WRITTEN EXERCISE: From the entries below, extract every line that includes the word "przyłącza".

::::

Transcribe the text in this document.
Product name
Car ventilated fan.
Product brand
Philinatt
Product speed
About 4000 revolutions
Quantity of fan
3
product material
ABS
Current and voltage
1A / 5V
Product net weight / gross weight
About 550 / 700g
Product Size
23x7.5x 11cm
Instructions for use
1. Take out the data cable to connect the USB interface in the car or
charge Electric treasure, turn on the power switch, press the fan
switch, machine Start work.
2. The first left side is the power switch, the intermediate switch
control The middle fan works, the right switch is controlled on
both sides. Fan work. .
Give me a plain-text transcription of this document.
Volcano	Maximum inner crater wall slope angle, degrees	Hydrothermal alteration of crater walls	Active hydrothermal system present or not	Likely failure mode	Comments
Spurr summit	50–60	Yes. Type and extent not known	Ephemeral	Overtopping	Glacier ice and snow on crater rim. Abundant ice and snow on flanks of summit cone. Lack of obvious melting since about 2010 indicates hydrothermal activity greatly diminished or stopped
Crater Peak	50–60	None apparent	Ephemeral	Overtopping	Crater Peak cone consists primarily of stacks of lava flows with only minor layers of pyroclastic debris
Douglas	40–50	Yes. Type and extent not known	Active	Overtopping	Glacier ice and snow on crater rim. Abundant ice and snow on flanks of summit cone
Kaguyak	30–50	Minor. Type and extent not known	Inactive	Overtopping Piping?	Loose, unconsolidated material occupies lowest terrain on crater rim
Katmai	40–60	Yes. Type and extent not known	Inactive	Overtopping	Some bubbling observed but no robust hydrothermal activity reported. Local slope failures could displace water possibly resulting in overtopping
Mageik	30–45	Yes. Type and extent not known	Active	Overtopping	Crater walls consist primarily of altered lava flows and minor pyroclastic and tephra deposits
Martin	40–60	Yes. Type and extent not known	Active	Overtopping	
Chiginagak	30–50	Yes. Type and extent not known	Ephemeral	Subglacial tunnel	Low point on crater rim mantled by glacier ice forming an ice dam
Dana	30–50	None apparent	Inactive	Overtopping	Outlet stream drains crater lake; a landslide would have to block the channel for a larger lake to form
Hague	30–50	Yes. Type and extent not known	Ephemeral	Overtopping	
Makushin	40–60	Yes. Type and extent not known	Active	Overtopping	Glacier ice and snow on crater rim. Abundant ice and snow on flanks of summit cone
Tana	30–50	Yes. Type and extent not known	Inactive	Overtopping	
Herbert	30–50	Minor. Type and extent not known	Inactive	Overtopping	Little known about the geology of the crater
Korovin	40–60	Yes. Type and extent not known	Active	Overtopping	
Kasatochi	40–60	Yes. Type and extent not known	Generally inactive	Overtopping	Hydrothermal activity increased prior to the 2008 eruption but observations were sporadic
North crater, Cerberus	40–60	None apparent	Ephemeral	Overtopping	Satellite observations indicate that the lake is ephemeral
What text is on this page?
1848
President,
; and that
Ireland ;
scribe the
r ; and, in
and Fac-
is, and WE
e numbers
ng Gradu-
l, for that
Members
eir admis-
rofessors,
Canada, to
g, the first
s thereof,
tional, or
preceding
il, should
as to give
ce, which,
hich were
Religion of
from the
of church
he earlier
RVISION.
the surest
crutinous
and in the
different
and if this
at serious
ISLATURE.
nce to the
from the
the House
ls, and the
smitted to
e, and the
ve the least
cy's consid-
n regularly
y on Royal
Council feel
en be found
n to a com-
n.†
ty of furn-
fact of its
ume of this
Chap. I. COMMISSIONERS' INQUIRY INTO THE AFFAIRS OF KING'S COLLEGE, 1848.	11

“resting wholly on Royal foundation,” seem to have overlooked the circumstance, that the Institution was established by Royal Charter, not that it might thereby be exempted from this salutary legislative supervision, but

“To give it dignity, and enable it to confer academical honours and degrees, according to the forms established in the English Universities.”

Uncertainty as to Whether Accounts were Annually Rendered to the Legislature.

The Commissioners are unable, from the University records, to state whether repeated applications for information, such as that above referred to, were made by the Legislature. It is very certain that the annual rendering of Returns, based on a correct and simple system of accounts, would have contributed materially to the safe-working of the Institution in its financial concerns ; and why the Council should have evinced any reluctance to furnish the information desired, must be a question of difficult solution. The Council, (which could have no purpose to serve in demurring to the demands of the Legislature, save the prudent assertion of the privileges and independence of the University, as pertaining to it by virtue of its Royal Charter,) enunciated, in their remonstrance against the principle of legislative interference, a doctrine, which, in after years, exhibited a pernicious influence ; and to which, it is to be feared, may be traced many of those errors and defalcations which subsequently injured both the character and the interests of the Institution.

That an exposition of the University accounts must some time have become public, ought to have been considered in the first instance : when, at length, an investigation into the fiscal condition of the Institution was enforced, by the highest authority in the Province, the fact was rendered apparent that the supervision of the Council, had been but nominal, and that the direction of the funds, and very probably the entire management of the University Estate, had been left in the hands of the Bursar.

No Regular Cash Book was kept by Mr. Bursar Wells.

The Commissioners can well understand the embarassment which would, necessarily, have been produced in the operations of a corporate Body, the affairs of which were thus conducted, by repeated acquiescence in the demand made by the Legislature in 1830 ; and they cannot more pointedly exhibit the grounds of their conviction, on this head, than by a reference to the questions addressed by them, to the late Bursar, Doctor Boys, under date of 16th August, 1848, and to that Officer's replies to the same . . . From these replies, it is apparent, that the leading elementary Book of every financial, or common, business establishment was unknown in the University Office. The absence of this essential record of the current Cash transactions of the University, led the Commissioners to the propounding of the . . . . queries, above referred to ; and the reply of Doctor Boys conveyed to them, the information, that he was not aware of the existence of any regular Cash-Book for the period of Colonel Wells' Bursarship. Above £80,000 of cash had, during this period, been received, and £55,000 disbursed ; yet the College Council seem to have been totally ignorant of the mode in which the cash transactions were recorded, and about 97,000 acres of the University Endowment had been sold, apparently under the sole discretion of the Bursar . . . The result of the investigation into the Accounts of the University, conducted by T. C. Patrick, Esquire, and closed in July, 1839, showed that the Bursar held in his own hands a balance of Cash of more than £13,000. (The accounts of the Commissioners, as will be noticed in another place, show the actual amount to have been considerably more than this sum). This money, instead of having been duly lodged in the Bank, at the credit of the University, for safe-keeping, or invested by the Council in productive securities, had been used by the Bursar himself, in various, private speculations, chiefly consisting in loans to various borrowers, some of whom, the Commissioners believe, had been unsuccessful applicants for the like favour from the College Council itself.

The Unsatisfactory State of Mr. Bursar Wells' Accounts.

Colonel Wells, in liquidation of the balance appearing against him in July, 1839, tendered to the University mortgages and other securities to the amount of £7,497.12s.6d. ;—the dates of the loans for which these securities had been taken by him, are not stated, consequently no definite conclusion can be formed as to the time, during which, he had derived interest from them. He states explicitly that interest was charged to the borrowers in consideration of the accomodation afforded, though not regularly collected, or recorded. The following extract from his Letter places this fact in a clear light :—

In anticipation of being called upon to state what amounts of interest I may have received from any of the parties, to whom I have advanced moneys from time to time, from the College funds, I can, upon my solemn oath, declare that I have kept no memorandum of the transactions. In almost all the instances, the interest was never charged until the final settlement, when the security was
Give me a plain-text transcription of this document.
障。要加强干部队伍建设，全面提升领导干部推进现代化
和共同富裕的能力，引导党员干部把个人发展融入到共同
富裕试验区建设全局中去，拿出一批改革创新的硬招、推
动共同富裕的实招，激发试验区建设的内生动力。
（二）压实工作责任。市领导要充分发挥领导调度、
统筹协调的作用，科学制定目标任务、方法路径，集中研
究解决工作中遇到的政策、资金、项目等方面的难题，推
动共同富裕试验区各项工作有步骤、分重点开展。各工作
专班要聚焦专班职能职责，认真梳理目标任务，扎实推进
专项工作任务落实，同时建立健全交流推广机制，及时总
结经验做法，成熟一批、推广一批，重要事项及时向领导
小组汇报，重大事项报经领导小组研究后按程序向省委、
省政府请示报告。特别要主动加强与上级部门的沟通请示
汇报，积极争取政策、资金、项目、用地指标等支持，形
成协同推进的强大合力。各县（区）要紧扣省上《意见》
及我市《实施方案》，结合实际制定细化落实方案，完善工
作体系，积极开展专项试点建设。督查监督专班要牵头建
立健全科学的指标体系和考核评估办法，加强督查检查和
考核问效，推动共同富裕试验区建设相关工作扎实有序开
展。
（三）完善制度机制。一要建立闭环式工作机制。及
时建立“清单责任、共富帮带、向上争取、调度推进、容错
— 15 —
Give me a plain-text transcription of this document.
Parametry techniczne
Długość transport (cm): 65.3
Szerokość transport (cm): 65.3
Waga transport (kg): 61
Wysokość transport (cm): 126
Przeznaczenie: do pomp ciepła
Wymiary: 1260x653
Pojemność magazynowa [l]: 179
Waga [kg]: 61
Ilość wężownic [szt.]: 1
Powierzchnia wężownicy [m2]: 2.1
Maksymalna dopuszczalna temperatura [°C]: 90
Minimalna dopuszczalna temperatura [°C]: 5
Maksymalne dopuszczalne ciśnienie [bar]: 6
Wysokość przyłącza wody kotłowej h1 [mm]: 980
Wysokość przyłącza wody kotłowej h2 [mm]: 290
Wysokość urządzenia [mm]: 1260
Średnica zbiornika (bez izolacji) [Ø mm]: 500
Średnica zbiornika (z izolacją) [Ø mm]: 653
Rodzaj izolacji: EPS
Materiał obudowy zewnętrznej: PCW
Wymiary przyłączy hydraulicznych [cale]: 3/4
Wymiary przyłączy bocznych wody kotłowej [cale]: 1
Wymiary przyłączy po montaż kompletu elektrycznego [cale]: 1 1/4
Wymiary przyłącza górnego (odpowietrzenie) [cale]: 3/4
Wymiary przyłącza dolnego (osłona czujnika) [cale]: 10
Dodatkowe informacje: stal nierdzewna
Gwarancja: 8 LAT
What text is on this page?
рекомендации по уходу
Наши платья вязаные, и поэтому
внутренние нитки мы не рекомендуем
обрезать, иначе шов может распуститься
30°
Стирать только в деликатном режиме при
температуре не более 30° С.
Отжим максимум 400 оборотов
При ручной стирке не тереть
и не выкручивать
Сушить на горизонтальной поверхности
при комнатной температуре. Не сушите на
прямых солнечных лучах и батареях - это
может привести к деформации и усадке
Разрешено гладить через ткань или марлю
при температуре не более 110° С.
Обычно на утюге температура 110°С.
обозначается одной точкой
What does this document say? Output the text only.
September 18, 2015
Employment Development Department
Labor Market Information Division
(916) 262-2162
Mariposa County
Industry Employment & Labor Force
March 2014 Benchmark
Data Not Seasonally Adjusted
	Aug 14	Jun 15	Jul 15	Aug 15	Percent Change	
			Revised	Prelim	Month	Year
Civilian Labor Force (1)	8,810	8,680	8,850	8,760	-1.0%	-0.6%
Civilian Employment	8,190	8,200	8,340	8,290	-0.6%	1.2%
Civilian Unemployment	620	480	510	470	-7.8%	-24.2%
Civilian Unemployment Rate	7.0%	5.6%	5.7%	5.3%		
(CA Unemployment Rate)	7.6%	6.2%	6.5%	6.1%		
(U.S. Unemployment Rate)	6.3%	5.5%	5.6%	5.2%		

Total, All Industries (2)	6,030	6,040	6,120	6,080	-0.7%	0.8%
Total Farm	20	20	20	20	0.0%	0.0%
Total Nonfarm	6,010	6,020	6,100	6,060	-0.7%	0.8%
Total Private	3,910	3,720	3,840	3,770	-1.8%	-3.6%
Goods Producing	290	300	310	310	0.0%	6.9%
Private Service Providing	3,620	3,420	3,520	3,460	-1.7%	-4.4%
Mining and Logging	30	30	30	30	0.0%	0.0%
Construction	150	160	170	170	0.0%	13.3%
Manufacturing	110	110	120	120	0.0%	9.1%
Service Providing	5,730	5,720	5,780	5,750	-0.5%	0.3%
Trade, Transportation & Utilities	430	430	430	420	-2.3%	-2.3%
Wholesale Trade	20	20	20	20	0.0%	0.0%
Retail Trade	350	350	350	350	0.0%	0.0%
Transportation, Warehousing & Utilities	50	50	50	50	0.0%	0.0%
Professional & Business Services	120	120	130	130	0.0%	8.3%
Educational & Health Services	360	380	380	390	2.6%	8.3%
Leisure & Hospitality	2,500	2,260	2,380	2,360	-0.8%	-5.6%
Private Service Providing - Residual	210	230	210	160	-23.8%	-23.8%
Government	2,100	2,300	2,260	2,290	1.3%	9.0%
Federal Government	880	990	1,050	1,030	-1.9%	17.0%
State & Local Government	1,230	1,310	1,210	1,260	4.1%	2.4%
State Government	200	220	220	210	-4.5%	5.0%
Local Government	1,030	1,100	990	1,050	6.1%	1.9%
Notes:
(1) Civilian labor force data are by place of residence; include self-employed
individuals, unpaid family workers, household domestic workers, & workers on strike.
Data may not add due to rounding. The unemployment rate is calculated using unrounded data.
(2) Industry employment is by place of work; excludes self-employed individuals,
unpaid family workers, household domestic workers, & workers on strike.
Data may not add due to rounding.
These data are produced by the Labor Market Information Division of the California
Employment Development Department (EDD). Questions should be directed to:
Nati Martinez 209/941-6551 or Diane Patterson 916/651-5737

::::

RESULT:
Wysokość przyłącza wody kotłowej h1 [mm]: 980
Wysokość przyłącza wody kotłowej h2 [mm]: 290
Wymiary przyłącza górnego (odpowietrzenie) [cale]: 3/4
Wymiary przyłącza dolnego (osłona czujnika) [cale]: 10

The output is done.